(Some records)
________________________

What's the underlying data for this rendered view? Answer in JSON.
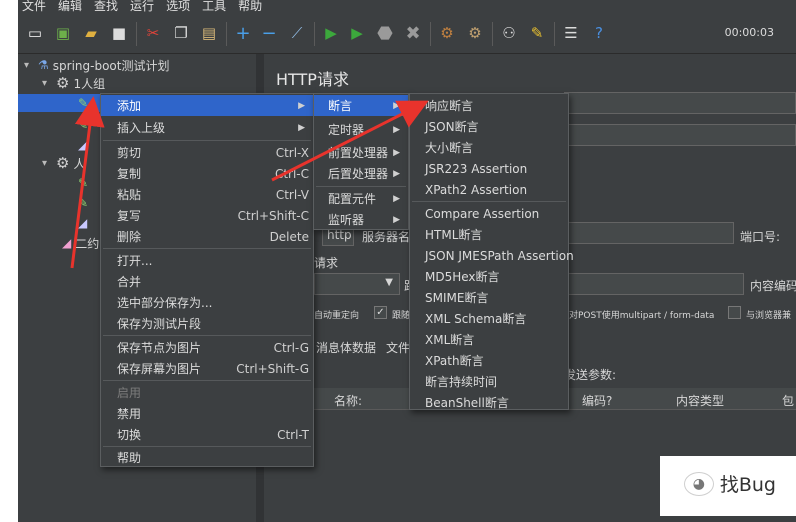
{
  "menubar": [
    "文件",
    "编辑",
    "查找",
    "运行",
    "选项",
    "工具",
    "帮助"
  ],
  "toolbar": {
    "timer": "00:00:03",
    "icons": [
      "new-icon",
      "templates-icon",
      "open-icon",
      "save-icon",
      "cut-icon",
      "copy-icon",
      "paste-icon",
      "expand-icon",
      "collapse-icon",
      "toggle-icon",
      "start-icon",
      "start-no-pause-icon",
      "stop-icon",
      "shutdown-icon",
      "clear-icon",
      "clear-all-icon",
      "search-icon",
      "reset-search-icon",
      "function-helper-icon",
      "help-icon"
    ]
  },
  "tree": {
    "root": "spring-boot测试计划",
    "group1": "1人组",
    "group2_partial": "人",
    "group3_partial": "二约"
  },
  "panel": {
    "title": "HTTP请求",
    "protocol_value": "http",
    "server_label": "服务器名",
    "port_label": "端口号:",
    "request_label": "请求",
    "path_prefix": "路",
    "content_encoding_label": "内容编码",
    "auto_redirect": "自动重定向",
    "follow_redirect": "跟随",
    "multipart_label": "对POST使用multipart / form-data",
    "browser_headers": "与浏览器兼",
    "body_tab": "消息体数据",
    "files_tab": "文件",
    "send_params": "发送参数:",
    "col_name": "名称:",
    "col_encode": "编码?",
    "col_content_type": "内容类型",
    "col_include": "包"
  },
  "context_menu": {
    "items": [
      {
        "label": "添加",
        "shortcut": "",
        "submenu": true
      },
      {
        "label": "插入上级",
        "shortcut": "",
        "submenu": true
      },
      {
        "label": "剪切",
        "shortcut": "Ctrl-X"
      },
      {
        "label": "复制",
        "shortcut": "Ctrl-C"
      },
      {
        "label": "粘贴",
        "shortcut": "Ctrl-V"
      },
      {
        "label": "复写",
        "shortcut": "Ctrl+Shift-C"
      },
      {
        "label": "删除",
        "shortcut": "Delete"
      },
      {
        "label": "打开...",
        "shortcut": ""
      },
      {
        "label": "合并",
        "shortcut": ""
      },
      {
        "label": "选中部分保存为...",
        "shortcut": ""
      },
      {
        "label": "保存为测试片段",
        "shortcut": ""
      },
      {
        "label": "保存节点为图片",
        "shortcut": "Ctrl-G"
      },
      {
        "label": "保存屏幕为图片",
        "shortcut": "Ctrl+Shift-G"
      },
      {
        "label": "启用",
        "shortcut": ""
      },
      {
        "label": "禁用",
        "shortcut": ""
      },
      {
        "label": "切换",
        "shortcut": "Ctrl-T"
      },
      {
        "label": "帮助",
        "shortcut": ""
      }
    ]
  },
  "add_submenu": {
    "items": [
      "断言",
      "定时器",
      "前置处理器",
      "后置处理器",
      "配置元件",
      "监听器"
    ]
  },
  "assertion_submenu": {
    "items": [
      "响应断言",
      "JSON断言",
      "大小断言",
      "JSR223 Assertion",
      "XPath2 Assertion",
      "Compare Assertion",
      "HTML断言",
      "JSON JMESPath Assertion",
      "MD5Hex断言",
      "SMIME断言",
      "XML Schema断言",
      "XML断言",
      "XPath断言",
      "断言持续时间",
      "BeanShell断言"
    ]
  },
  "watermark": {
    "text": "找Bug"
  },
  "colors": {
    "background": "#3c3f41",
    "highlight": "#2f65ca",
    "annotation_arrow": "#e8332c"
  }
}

________________________

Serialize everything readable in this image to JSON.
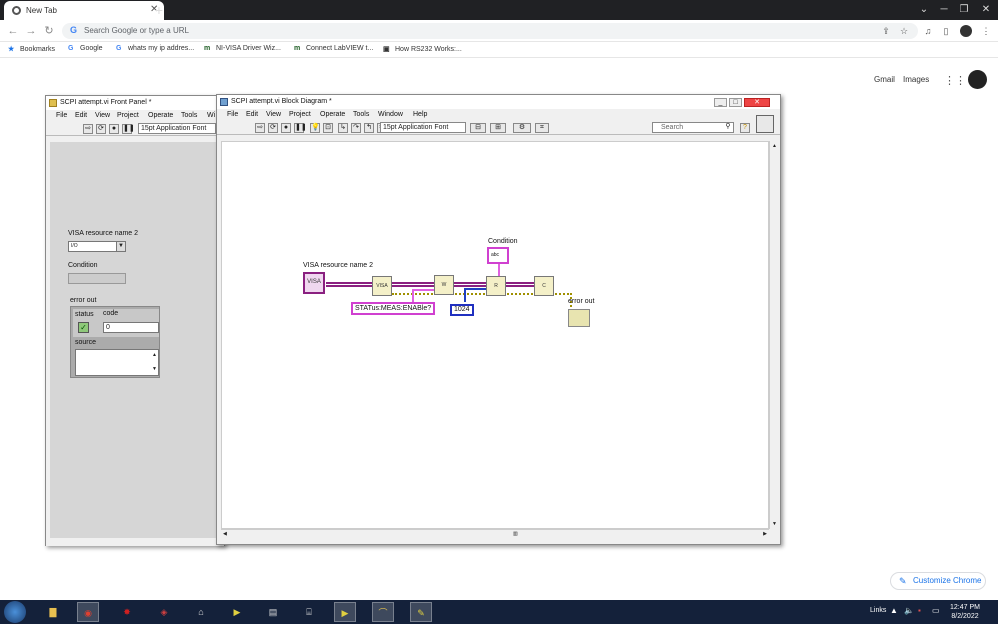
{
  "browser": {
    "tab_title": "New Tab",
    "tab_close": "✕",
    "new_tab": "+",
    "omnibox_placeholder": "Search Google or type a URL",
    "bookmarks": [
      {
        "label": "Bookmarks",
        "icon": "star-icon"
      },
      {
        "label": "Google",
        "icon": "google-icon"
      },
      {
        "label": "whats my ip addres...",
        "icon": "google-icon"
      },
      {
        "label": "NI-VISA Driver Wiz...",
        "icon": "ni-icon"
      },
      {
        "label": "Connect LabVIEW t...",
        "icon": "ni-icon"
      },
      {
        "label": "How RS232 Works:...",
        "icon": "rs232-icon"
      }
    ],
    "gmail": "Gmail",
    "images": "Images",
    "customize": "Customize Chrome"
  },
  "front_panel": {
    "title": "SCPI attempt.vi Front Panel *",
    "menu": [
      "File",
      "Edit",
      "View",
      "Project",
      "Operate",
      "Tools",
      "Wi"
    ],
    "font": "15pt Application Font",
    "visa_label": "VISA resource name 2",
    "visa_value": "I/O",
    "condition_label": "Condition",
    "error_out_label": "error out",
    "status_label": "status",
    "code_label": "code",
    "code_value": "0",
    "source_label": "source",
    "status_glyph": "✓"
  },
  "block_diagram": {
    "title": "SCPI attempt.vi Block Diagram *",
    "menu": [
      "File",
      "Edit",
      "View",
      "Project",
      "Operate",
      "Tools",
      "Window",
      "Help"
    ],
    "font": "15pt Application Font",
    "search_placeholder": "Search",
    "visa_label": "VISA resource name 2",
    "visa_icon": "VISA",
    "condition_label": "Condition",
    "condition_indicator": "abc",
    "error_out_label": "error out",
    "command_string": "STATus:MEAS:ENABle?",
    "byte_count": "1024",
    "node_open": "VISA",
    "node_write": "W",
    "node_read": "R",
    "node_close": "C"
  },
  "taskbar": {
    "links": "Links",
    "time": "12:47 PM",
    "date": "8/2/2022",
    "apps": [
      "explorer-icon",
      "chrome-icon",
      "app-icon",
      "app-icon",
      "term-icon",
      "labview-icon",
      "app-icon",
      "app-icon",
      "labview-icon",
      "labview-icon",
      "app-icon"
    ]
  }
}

________________________

## TASK PROMPT
Each line that has the word "this" should be copied.

## COMPLETE OUTPUT
What's the underlying data for this rendered view? Answer in JSON.
Serialize everything readable in this image to JSON.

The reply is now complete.